-- OBJECTIVE --
Can you output the material exactly as written, minus any pictures it holds?

* Start EXERCISE DATA *

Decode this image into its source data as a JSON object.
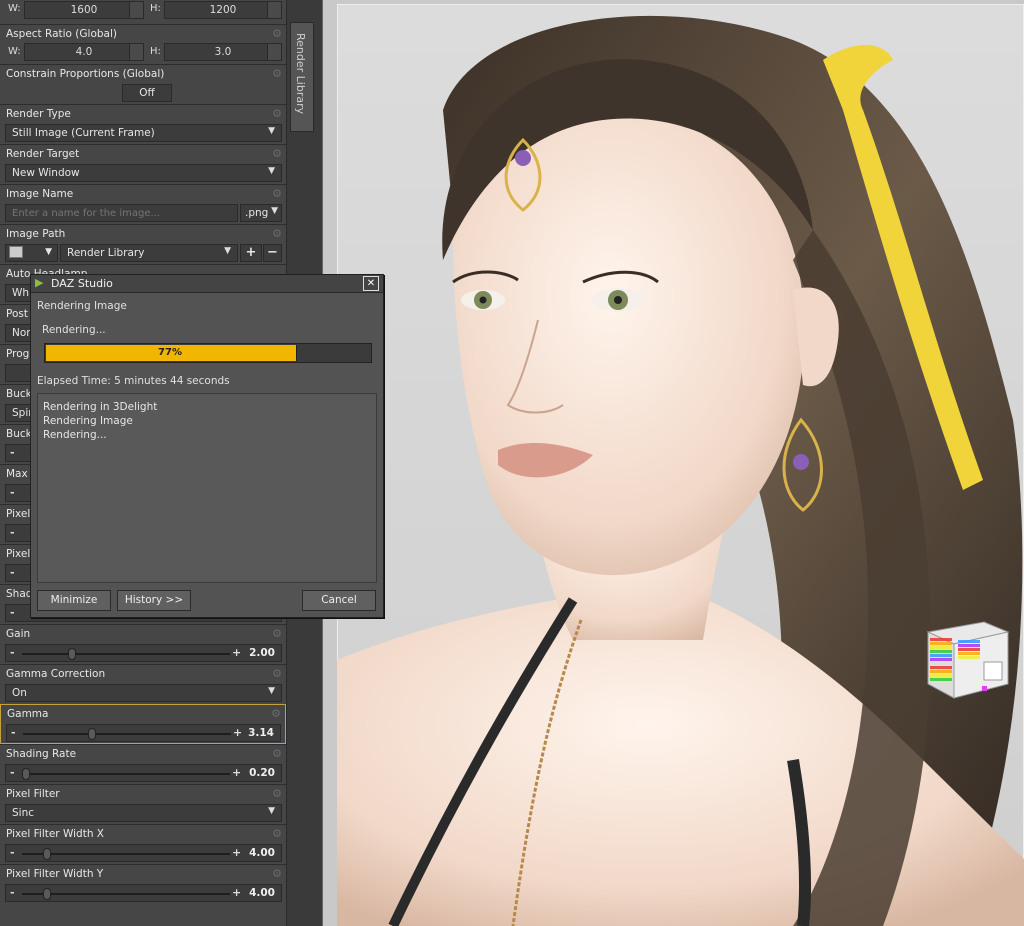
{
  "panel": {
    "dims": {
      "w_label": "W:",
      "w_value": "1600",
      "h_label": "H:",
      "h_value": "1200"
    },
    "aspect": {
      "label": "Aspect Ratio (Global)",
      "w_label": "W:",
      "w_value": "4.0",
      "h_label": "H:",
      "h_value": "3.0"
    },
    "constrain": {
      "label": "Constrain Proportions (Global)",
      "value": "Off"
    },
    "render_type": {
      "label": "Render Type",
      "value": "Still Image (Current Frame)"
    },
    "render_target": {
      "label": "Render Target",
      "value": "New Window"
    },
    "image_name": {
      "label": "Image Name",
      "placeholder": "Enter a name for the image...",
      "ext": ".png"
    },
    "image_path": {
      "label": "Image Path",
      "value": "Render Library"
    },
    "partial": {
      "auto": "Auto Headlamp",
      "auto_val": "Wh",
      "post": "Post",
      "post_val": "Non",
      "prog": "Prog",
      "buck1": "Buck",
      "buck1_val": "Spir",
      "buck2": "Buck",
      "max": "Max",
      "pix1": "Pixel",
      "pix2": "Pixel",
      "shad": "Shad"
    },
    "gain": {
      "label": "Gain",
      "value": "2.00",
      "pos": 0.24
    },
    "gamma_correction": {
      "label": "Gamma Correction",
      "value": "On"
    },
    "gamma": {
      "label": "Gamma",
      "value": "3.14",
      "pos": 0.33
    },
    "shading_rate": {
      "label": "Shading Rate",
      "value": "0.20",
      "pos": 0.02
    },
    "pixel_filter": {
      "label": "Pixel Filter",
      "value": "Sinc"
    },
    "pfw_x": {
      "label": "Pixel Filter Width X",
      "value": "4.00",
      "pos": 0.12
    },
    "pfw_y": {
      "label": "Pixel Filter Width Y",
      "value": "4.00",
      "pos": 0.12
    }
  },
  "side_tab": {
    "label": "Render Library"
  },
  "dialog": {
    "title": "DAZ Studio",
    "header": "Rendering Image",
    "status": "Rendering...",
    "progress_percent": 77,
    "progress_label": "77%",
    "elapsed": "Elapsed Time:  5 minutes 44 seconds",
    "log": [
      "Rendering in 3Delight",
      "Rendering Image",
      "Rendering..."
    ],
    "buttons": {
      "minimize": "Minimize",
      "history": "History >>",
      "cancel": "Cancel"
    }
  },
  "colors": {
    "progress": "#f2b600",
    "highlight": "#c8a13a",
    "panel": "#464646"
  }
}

* End EXERCISE DATA *

-- PROBLEM SOLUTION --
Decode this image into its source data as a JSON object.
{
  "panel": {
    "dims": {
      "w_label": "W:",
      "w_value": "1600",
      "h_label": "H:",
      "h_value": "1200"
    },
    "aspect": {
      "label": "Aspect Ratio (Global)",
      "w_label": "W:",
      "w_value": "4.0",
      "h_label": "H:",
      "h_value": "3.0"
    },
    "constrain": {
      "label": "Constrain Proportions (Global)",
      "value": "Off"
    },
    "render_type": {
      "label": "Render Type",
      "value": "Still Image (Current Frame)"
    },
    "render_target": {
      "label": "Render Target",
      "value": "New Window"
    },
    "image_name": {
      "label": "Image Name",
      "placeholder": "Enter a name for the image...",
      "ext": ".png"
    },
    "image_path": {
      "label": "Image Path",
      "value": "Render Library"
    },
    "partial": {
      "auto": "Auto Headlamp",
      "auto_val": "Wh",
      "post": "Post",
      "post_val": "Non",
      "prog": "Prog",
      "buck1": "Buck",
      "buck1_val": "Spir",
      "buck2": "Buck",
      "max": "Max",
      "pix1": "Pixel",
      "pix2": "Pixel",
      "shad": "Shad"
    },
    "gain": {
      "label": "Gain",
      "value": "2.00",
      "pos": 0.24
    },
    "gamma_correction": {
      "label": "Gamma Correction",
      "value": "On"
    },
    "gamma": {
      "label": "Gamma",
      "value": "3.14",
      "pos": 0.33
    },
    "shading_rate": {
      "label": "Shading Rate",
      "value": "0.20",
      "pos": 0.02
    },
    "pixel_filter": {
      "label": "Pixel Filter",
      "value": "Sinc"
    },
    "pfw_x": {
      "label": "Pixel Filter Width X",
      "value": "4.00",
      "pos": 0.12
    },
    "pfw_y": {
      "label": "Pixel Filter Width Y",
      "value": "4.00",
      "pos": 0.12
    }
  },
  "side_tab": {
    "label": "Render Library"
  },
  "dialog": {
    "title": "DAZ Studio",
    "header": "Rendering Image",
    "status": "Rendering...",
    "progress_percent": 77,
    "progress_label": "77%",
    "elapsed": "Elapsed Time:  5 minutes 44 seconds",
    "log": [
      "Rendering in 3Delight",
      "Rendering Image",
      "Rendering..."
    ],
    "buttons": {
      "minimize": "Minimize",
      "history": "History >>",
      "cancel": "Cancel"
    }
  },
  "colors": {
    "progress": "#f2b600",
    "highlight": "#c8a13a",
    "panel": "#464646"
  }
}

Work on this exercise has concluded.